═════ DATASET
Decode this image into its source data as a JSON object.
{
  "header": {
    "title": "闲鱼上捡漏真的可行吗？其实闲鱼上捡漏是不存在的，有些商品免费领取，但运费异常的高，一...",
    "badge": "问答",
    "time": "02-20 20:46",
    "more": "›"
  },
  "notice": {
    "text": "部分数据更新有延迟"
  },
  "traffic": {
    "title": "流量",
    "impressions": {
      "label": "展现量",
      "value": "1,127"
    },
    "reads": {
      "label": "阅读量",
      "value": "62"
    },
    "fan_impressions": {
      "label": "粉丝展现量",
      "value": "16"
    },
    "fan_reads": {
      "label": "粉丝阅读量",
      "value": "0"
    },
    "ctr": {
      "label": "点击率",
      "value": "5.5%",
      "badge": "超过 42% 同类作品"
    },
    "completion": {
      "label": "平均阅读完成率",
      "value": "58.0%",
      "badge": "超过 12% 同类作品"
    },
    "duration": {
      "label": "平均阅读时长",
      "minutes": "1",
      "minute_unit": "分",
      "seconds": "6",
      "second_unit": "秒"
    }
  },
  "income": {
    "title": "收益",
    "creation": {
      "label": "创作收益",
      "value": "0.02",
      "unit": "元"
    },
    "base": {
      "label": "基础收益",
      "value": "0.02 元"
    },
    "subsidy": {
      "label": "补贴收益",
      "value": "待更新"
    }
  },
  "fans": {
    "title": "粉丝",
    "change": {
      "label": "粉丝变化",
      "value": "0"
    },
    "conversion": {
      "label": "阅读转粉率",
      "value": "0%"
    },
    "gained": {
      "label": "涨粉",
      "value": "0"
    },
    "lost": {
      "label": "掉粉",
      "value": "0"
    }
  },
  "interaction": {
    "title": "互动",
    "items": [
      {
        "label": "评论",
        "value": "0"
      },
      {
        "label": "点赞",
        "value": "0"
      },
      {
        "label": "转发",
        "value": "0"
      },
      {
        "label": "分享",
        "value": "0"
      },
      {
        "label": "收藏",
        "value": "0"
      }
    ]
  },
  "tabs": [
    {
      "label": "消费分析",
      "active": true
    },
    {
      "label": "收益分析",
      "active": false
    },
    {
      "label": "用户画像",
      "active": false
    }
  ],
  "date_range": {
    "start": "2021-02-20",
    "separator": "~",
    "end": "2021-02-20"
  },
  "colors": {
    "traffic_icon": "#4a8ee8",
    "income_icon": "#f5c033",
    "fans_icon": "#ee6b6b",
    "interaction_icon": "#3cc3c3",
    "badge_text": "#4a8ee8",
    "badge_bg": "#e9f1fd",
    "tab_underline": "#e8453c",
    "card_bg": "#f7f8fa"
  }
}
══════════
═════ DATASET
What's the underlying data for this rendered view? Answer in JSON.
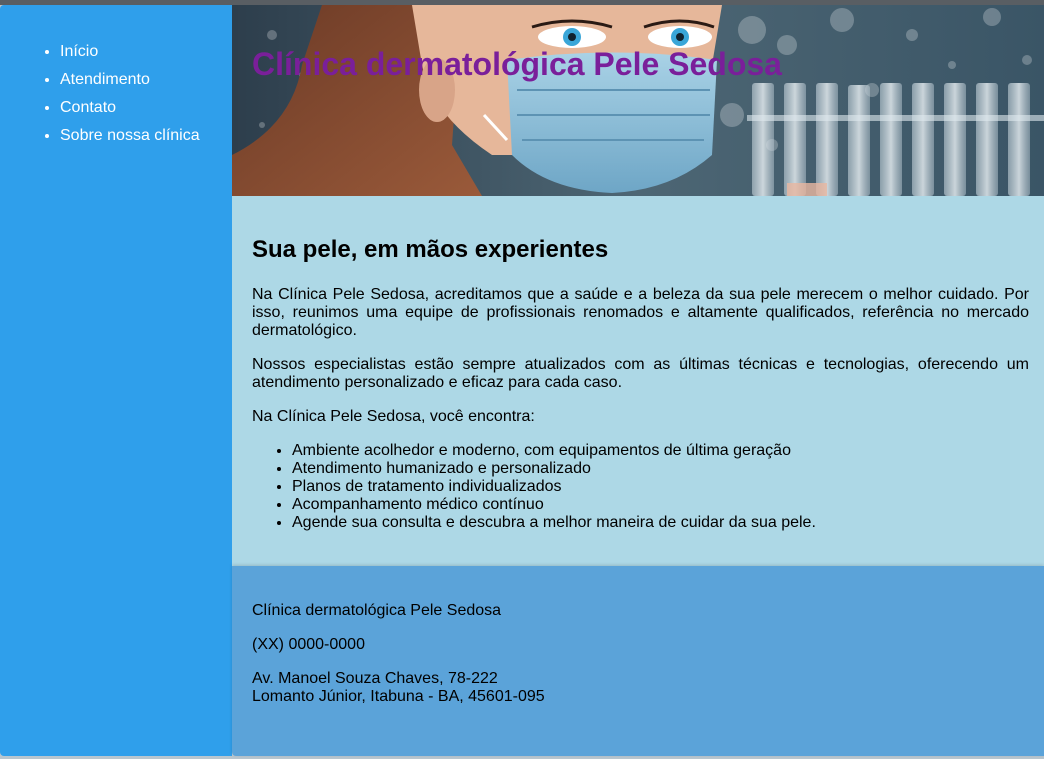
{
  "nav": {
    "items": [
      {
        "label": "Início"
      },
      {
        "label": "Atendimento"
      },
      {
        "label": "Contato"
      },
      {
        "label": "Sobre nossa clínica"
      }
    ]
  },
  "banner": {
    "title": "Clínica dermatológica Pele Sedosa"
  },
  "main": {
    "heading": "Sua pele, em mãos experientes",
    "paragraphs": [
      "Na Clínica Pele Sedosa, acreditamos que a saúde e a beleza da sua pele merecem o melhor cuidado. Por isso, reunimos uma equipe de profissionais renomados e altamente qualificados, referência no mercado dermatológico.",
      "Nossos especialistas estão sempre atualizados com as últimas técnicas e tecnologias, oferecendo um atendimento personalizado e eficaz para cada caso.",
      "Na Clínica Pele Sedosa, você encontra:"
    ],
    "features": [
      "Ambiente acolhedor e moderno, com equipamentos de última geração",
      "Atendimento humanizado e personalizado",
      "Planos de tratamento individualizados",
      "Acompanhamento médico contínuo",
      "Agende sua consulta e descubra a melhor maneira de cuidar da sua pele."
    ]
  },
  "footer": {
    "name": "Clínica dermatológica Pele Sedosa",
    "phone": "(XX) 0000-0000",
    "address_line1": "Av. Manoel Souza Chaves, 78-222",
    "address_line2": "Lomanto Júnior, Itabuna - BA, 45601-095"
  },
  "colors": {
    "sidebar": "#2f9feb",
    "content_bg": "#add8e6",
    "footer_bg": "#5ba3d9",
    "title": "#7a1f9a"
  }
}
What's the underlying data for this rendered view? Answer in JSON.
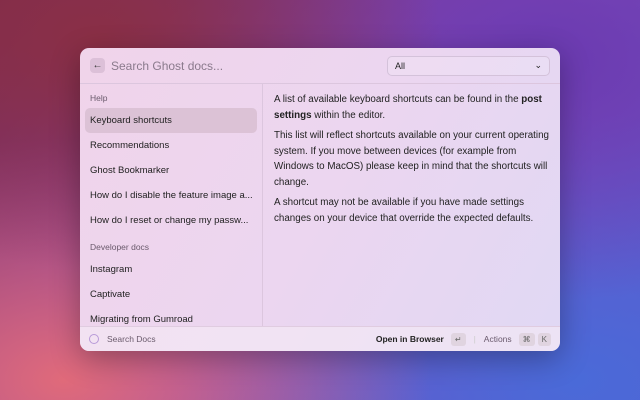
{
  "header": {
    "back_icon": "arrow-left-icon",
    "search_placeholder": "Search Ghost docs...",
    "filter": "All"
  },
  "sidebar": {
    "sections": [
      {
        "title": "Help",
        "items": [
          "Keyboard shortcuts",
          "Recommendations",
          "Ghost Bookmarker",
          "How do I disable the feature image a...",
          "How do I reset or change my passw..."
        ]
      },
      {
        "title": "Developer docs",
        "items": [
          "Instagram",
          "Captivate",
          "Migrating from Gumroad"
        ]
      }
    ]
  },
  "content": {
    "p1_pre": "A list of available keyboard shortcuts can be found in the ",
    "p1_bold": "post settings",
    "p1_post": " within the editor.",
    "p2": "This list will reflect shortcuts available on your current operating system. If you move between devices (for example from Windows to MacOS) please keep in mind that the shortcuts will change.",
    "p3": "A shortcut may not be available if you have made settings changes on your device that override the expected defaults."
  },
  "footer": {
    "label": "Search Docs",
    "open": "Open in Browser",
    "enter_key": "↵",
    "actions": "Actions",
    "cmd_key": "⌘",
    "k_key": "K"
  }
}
══════════
(EXERCISE BRIEF): Go through the lines above. Select every one that has the string "Ghost".

(EXPECTED ANSWER):
    "search_placeholder": "Search Ghost docs...",
          "Ghost Bookmarker",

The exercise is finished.